Copy out every line from the start of the entries down to the line that contains "stat-2: Net EV", with that line included.

Excerpted records ▸
● ● ● ●
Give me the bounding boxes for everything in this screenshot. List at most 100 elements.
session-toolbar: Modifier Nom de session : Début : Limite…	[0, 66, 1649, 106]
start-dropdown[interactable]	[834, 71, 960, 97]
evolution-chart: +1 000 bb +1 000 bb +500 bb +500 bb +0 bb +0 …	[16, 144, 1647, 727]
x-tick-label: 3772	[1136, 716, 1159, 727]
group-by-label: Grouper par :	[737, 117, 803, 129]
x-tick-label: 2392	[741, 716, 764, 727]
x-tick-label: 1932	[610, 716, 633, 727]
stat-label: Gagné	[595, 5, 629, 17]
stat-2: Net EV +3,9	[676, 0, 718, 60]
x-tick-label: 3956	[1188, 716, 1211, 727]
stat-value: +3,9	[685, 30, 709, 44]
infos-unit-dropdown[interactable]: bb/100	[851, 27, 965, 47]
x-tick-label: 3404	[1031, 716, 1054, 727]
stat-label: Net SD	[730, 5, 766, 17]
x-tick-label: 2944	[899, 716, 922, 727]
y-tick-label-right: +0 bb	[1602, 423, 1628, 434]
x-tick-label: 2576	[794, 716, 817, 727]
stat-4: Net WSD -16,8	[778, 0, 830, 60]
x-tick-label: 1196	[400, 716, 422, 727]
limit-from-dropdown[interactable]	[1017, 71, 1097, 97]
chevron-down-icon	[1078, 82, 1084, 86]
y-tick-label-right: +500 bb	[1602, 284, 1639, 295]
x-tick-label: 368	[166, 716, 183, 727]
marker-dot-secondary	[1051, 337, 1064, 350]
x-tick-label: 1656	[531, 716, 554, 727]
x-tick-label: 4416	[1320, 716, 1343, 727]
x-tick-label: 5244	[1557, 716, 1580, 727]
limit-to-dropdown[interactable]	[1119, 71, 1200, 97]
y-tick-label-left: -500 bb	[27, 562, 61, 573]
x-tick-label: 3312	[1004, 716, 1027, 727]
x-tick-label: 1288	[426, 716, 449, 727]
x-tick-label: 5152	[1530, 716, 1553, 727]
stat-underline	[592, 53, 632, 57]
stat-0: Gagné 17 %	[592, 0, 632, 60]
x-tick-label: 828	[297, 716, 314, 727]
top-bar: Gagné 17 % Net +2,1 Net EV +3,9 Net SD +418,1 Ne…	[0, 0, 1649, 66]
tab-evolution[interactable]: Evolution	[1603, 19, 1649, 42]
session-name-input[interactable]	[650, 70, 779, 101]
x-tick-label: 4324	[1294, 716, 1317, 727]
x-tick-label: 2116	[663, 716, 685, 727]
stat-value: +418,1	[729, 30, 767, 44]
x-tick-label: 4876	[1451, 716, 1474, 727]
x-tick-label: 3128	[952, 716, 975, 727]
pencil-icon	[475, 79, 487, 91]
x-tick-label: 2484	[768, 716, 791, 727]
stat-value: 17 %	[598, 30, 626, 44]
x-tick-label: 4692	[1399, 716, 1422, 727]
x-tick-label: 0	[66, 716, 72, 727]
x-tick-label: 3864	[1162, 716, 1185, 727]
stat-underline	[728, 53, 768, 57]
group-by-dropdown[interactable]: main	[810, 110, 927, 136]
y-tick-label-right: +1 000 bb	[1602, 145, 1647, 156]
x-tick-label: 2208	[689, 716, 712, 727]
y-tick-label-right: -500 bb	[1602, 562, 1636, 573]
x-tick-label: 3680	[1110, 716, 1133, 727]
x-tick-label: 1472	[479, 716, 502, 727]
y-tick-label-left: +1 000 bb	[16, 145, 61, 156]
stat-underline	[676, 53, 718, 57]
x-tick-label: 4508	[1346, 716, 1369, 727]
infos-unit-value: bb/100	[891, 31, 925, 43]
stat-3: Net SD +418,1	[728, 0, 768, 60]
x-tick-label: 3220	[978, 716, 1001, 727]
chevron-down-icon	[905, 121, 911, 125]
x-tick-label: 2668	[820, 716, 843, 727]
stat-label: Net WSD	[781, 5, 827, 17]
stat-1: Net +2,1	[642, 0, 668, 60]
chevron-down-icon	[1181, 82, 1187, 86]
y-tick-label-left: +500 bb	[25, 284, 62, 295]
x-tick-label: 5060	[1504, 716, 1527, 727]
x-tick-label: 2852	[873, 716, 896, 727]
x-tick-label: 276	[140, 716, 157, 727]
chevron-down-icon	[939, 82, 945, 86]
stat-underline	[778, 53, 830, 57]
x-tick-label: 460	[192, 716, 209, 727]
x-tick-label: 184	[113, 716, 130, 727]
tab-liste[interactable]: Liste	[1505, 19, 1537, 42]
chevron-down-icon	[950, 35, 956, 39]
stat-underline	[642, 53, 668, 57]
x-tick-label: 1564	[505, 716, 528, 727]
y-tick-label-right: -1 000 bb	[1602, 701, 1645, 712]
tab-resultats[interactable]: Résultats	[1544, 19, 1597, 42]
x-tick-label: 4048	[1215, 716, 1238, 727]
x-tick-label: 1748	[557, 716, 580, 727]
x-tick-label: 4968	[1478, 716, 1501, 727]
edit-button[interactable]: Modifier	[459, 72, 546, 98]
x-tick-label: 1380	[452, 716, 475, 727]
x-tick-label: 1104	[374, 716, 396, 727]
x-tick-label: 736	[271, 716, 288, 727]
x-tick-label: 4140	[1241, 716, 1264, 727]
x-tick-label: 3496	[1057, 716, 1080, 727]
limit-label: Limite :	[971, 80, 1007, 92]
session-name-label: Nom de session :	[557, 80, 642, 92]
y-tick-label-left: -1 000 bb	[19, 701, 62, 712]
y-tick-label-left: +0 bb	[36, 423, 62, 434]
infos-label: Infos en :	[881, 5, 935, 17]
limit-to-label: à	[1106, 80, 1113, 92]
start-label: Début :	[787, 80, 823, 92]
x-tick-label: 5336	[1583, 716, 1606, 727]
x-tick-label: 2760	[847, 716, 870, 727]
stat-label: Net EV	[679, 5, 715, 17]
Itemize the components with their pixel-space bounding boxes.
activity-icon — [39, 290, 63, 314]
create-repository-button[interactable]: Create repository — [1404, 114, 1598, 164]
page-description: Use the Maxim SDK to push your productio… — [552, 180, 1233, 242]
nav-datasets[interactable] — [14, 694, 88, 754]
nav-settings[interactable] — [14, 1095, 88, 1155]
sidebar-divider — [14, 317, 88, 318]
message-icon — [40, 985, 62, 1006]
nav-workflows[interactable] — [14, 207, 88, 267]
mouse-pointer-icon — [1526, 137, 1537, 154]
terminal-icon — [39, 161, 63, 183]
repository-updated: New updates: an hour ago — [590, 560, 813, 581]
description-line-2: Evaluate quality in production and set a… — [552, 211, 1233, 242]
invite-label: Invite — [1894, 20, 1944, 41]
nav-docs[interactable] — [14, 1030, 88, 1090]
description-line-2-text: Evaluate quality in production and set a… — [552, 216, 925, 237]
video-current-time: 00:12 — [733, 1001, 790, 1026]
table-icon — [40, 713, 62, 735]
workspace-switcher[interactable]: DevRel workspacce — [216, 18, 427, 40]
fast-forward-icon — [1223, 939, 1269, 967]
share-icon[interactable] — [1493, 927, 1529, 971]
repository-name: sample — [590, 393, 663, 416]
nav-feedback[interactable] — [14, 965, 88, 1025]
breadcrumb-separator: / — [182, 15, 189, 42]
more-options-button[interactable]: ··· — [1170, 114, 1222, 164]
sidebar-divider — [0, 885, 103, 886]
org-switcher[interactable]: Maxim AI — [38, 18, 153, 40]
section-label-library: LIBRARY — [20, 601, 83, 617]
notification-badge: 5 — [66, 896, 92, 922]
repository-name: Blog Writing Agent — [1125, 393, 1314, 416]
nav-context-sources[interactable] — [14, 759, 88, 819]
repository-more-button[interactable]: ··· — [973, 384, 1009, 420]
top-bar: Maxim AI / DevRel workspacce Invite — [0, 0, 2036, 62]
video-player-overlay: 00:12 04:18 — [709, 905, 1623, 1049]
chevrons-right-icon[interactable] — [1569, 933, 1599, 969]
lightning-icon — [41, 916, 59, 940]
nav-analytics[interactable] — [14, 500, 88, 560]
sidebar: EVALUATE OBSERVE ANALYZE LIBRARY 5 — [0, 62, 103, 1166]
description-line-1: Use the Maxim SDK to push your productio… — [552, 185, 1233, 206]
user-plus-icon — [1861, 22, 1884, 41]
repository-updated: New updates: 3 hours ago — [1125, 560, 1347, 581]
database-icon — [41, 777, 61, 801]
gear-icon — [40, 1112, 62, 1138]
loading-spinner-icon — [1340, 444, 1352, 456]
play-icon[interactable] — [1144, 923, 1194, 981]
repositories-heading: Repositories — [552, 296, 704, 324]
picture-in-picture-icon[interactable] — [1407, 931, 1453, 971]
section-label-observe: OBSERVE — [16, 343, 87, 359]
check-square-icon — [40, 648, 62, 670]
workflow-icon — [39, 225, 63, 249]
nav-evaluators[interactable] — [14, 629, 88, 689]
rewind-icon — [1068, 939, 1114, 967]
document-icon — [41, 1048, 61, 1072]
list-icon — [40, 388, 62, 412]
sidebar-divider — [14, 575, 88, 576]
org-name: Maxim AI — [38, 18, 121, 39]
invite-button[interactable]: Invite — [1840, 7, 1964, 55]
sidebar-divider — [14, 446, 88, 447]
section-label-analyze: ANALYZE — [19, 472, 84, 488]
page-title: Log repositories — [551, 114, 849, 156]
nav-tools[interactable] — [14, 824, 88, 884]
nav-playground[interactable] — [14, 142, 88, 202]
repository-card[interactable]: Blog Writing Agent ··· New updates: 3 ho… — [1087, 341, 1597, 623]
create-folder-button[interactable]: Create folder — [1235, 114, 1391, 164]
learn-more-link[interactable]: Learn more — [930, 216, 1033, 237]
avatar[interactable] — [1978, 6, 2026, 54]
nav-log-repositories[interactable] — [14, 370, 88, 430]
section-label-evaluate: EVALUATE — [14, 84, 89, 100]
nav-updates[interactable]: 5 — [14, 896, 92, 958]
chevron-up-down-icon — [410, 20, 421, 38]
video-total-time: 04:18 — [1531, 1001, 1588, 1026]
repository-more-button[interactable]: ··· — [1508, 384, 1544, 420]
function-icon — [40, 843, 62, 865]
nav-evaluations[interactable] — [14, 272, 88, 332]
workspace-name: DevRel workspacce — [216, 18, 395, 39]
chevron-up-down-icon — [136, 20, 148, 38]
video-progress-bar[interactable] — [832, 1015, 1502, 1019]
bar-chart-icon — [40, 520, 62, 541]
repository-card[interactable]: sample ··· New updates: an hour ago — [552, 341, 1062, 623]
● ● ● ●
Output for this exercise ▸
Give me the bounding boxes for everything in this screenshot. List at most 100 elements.
session-toolbar: Modifier Nom de session : Début : Limite…	[0, 66, 1649, 106]
start-dropdown[interactable]	[834, 71, 960, 97]
evolution-chart: +1 000 bb +1 000 bb +500 bb +500 bb +0 bb +0 …	[16, 144, 1647, 727]
x-tick-label: 3772	[1136, 716, 1159, 727]
group-by-label: Grouper par :	[737, 117, 803, 129]
x-tick-label: 2392	[741, 716, 764, 727]
x-tick-label: 1932	[610, 716, 633, 727]
stat-label: Gagné	[595, 5, 629, 17]
stat-2: Net EV +3,9	[676, 0, 718, 60]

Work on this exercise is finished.